▶ _Requirement_: Exactly as written, retype the listing below, omitting the pictures.

▶ _Information supplied_:
┌──
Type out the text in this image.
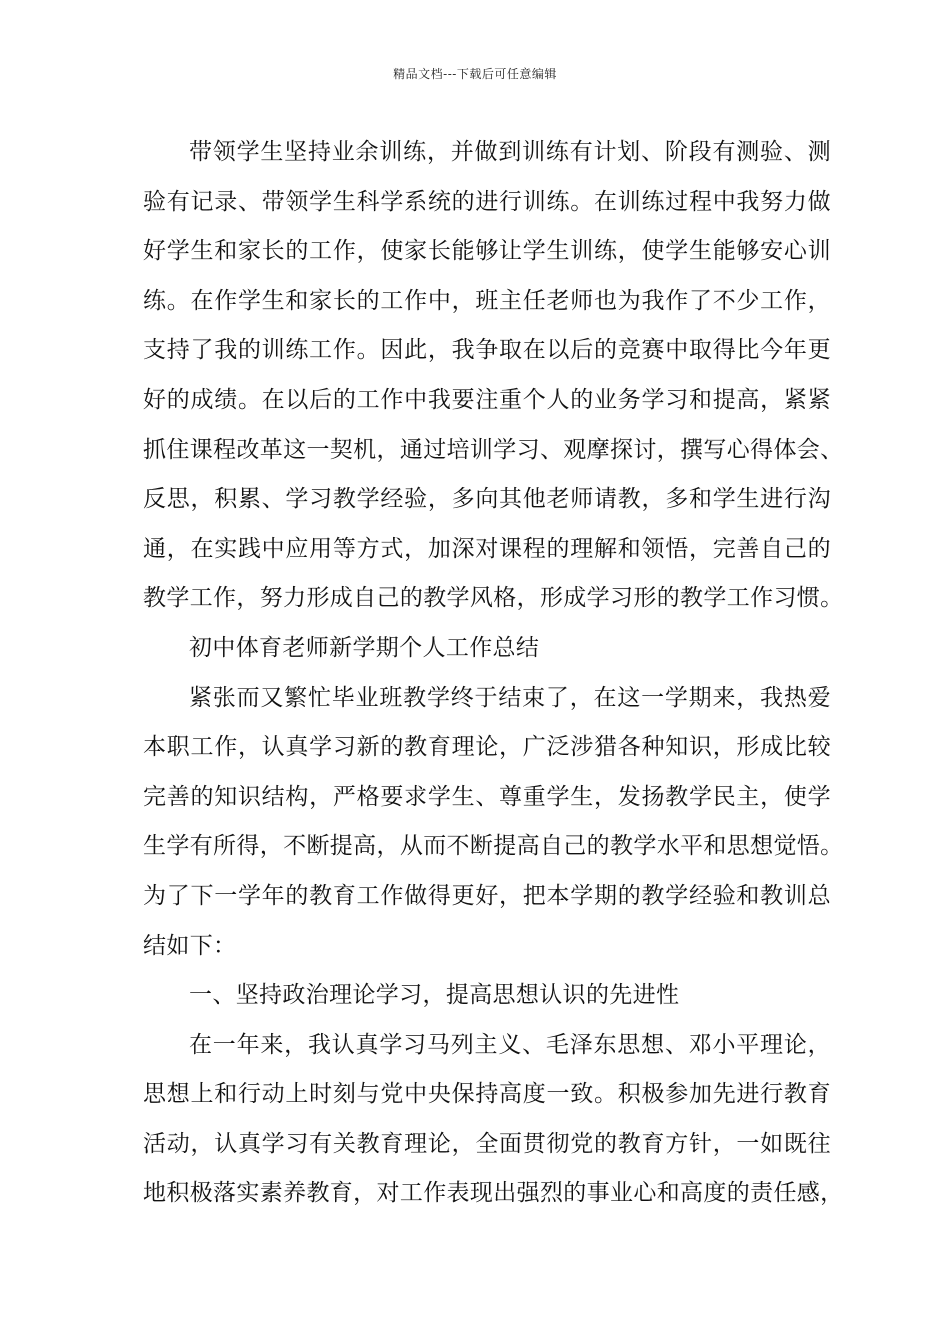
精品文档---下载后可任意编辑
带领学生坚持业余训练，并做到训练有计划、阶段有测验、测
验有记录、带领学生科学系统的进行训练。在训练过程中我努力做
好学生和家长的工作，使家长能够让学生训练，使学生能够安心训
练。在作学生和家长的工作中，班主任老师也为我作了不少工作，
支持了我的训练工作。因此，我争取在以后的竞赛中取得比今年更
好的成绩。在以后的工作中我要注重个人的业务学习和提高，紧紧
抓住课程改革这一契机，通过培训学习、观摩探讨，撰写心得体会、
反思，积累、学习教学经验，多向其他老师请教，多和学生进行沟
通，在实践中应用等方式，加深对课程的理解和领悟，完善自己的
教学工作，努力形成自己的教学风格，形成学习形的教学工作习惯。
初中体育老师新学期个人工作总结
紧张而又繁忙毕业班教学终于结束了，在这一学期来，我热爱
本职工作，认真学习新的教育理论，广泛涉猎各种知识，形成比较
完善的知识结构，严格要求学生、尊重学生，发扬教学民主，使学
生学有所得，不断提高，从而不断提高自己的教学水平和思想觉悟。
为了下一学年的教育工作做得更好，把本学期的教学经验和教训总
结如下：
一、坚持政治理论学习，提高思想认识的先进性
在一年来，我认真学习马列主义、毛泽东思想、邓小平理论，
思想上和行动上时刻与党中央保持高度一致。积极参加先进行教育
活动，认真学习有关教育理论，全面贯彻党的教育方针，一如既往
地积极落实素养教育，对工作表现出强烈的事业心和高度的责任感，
└──
▶ _Output below_:
Type out the text in this image.
精品文档---下载后可任意编辑
带领学生坚持业余训练，并做到训练有计划、阶段有测验、测
验有记录、带领学生科学系统的进行训练。在训练过程中我努力做
好学生和家长的工作，使家长能够让学生训练，使学生能够安心训
练。在作学生和家长的工作中，班主任老师也为我作了不少工作，
支持了我的训练工作。因此，我争取在以后的竞赛中取得比今年更
好的成绩。在以后的工作中我要注重个人的业务学习和提高，紧紧
抓住课程改革这一契机，通过培训学习、观摩探讨，撰写心得体会、
反思，积累、学习教学经验，多向其他老师请教，多和学生进行沟
通，在实践中应用等方式，加深对课程的理解和领悟，完善自己的
教学工作，努力形成自己的教学风格，形成学习形的教学工作习惯。
初中体育老师新学期个人工作总结
紧张而又繁忙毕业班教学终于结束了，在这一学期来，我热爱
本职工作，认真学习新的教育理论，广泛涉猎各种知识，形成比较
完善的知识结构，严格要求学生、尊重学生，发扬教学民主，使学
生学有所得，不断提高，从而不断提高自己的教学水平和思想觉悟。
为了下一学年的教育工作做得更好，把本学期的教学经验和教训总
结如下：
一、坚持政治理论学习，提高思想认识的先进性
在一年来，我认真学习马列主义、毛泽东思想、邓小平理论，
思想上和行动上时刻与党中央保持高度一致。积极参加先进行教育
活动，认真学习有关教育理论，全面贯彻党的教育方针，一如既往
地积极落实素养教育，对工作表现出强烈的事业心和高度的责任感，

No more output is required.